Listing |
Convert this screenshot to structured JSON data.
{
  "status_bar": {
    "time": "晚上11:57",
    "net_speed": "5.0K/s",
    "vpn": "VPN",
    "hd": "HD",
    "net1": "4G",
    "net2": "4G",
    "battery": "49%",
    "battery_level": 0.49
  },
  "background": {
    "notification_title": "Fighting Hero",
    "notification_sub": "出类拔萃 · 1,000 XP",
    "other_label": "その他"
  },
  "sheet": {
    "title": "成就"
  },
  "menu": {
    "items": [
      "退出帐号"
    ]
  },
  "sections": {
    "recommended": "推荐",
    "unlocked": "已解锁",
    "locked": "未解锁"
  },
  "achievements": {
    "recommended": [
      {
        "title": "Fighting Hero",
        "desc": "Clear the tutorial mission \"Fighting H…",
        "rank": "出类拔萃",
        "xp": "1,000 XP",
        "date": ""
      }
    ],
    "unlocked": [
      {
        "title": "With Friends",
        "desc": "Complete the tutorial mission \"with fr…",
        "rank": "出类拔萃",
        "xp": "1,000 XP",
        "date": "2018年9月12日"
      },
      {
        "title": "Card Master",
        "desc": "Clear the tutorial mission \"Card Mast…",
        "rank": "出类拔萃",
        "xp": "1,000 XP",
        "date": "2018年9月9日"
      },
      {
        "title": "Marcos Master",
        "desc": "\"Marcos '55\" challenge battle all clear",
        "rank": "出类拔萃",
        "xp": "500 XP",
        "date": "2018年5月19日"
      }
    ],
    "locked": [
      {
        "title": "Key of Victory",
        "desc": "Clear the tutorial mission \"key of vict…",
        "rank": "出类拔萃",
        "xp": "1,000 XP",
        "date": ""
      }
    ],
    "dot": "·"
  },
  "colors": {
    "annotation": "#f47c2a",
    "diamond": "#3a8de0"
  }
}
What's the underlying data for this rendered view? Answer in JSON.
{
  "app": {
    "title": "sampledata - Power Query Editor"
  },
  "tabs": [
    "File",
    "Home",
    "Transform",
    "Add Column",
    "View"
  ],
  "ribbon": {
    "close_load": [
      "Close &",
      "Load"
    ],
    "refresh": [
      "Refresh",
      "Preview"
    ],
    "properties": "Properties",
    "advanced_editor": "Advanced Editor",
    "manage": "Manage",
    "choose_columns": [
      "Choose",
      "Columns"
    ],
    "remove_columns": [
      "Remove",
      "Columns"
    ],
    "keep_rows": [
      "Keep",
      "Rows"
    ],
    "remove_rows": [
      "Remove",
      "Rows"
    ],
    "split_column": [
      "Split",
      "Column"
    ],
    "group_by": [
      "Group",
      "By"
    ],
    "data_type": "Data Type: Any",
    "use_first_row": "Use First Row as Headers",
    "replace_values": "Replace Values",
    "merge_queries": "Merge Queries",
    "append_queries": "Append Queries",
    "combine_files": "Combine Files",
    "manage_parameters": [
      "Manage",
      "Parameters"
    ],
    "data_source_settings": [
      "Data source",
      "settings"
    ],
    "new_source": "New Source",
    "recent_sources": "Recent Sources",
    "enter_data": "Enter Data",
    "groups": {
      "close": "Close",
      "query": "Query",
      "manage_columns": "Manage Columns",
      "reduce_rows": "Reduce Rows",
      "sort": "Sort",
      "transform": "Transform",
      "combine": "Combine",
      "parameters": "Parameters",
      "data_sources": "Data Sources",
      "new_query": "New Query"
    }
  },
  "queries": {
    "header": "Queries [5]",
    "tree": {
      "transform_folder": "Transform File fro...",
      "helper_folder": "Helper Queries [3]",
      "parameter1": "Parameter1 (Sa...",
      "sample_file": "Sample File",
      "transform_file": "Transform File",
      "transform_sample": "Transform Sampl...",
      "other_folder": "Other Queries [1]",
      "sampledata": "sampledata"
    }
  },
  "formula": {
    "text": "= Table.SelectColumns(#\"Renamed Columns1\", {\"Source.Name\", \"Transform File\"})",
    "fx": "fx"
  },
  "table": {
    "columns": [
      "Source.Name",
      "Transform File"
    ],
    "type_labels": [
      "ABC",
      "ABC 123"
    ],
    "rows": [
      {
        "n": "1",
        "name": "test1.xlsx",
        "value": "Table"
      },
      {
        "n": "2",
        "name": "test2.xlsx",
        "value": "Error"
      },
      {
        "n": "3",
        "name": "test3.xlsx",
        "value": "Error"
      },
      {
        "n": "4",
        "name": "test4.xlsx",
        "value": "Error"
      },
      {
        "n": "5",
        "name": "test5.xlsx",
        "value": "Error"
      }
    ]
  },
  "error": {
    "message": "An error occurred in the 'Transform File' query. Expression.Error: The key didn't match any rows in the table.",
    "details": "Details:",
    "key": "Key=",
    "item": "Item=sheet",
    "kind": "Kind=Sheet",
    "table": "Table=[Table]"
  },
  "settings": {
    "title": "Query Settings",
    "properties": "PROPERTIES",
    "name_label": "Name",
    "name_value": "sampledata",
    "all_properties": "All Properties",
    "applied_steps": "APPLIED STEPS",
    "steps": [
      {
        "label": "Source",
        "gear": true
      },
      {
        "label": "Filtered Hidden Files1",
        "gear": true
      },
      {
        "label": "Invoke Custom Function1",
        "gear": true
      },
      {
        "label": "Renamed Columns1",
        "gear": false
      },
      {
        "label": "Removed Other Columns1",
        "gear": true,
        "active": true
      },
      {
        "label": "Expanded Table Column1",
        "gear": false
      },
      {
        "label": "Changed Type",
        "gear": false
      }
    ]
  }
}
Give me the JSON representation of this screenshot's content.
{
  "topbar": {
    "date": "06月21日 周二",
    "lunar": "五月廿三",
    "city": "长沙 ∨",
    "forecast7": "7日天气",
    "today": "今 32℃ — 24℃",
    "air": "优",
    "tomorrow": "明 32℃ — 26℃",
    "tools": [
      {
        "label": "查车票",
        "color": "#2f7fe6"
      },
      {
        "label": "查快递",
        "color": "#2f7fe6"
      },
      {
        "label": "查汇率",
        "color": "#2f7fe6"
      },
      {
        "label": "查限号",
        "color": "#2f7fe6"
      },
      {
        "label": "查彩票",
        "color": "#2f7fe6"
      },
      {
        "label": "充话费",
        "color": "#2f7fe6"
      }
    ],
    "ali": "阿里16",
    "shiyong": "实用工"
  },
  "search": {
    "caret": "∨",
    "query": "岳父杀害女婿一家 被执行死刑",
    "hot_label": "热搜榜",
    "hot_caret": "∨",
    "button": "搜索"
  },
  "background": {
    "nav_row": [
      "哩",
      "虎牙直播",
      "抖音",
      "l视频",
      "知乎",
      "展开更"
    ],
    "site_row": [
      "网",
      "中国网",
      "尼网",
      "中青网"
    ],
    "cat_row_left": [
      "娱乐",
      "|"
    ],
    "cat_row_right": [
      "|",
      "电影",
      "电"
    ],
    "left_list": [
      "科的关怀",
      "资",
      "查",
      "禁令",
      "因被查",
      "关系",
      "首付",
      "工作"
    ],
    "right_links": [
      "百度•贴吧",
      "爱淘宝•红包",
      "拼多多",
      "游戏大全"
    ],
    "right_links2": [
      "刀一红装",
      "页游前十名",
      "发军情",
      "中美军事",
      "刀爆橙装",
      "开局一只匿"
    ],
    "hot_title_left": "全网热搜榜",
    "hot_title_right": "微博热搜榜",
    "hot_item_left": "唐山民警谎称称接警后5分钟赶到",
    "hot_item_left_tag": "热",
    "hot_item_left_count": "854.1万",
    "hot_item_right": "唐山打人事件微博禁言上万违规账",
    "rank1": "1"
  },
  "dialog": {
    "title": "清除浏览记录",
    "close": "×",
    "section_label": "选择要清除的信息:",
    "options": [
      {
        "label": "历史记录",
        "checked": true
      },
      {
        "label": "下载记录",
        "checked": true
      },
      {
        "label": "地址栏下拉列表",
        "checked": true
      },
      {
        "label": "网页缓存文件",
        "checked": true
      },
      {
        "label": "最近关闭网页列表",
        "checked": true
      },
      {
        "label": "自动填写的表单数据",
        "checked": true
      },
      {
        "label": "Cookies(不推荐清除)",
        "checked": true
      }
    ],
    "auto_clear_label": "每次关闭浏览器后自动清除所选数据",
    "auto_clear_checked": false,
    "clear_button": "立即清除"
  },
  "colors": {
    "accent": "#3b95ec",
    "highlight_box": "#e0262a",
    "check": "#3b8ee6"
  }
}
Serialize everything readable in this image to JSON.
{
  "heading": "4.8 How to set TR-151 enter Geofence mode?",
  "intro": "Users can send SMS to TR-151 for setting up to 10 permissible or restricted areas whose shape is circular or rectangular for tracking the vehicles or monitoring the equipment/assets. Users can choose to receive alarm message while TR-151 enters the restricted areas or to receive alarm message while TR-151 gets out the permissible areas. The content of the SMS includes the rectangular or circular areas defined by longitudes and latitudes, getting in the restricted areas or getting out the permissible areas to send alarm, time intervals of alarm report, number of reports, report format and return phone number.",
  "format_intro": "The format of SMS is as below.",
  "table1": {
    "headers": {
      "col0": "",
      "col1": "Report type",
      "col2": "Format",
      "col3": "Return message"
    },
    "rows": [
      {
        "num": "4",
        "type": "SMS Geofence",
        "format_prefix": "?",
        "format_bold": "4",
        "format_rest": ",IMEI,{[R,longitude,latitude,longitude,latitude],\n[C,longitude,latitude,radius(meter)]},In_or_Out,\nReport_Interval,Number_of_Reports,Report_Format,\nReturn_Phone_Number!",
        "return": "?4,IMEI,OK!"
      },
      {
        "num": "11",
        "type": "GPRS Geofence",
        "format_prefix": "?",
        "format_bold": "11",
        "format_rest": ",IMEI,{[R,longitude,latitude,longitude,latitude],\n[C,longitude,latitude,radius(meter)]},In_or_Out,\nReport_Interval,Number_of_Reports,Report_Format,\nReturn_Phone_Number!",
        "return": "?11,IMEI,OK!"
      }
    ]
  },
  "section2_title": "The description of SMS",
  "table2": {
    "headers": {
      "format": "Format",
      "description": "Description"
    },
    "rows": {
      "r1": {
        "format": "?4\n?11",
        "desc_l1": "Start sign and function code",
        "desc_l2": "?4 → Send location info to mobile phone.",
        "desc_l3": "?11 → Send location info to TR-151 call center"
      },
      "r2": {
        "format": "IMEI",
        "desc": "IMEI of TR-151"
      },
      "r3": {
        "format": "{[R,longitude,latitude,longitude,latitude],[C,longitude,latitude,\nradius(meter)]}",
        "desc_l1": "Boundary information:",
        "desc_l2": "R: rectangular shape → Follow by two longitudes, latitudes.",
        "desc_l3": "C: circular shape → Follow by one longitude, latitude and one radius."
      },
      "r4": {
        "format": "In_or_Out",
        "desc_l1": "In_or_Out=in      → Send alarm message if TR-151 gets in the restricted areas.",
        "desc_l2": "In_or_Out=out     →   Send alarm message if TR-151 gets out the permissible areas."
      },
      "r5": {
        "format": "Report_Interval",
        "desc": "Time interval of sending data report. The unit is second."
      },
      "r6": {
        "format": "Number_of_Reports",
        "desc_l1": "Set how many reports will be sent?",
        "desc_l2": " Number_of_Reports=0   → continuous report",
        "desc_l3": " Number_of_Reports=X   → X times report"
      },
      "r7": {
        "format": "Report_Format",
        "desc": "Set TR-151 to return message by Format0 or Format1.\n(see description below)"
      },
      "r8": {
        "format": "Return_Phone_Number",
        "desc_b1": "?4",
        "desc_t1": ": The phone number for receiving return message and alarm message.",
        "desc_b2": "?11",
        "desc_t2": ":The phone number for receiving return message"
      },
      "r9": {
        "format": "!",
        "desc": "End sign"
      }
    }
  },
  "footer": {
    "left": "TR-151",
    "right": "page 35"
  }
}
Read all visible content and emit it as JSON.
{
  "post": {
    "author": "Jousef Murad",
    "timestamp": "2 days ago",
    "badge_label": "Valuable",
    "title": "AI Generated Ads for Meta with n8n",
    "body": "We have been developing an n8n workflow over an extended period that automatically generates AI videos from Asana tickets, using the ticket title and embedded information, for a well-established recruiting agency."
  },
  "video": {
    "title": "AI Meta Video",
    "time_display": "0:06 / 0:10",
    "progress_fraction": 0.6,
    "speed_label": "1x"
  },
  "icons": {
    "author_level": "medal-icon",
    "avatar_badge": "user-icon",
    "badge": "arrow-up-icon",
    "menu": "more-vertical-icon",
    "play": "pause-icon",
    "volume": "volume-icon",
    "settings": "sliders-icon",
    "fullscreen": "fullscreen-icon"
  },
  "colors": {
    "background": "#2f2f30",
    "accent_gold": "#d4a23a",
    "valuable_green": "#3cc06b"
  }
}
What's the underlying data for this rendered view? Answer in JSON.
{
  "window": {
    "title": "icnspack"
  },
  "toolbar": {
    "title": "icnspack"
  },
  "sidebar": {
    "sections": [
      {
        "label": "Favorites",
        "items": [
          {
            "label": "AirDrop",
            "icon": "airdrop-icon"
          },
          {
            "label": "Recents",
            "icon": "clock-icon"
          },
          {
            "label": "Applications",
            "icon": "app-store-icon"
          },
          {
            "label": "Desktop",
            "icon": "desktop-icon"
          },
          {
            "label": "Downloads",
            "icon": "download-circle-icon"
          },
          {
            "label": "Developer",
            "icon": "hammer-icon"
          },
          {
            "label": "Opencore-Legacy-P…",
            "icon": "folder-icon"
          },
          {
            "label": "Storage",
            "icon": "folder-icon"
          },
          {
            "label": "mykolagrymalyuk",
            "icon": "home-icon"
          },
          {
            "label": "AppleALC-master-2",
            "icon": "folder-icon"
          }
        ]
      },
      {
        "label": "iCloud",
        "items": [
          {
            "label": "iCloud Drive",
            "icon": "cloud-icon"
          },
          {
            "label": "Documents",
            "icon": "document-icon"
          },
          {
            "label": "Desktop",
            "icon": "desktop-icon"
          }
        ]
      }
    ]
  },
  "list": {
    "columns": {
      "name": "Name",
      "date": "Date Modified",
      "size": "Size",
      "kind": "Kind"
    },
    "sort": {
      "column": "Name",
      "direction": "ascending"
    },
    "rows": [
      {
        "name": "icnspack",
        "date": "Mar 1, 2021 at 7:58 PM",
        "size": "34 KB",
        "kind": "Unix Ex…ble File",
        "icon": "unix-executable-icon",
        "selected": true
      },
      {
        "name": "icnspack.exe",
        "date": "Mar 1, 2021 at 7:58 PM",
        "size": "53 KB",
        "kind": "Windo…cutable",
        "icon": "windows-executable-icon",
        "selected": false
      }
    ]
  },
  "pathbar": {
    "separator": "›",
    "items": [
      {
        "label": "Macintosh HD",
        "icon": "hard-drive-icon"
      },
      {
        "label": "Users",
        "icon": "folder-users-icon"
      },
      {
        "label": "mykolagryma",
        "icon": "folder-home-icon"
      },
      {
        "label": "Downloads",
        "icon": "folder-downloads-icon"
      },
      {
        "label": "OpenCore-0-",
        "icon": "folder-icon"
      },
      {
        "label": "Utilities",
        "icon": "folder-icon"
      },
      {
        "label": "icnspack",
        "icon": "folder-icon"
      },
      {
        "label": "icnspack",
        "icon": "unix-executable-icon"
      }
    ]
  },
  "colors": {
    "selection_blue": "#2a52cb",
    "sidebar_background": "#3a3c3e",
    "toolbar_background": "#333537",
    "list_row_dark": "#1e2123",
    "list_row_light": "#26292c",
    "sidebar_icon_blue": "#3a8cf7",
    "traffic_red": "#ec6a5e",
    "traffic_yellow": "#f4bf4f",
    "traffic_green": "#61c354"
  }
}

Task statement |
Go through the records line by line and count those containing the string "Meta". Give only the total.

Result of the exercise |
2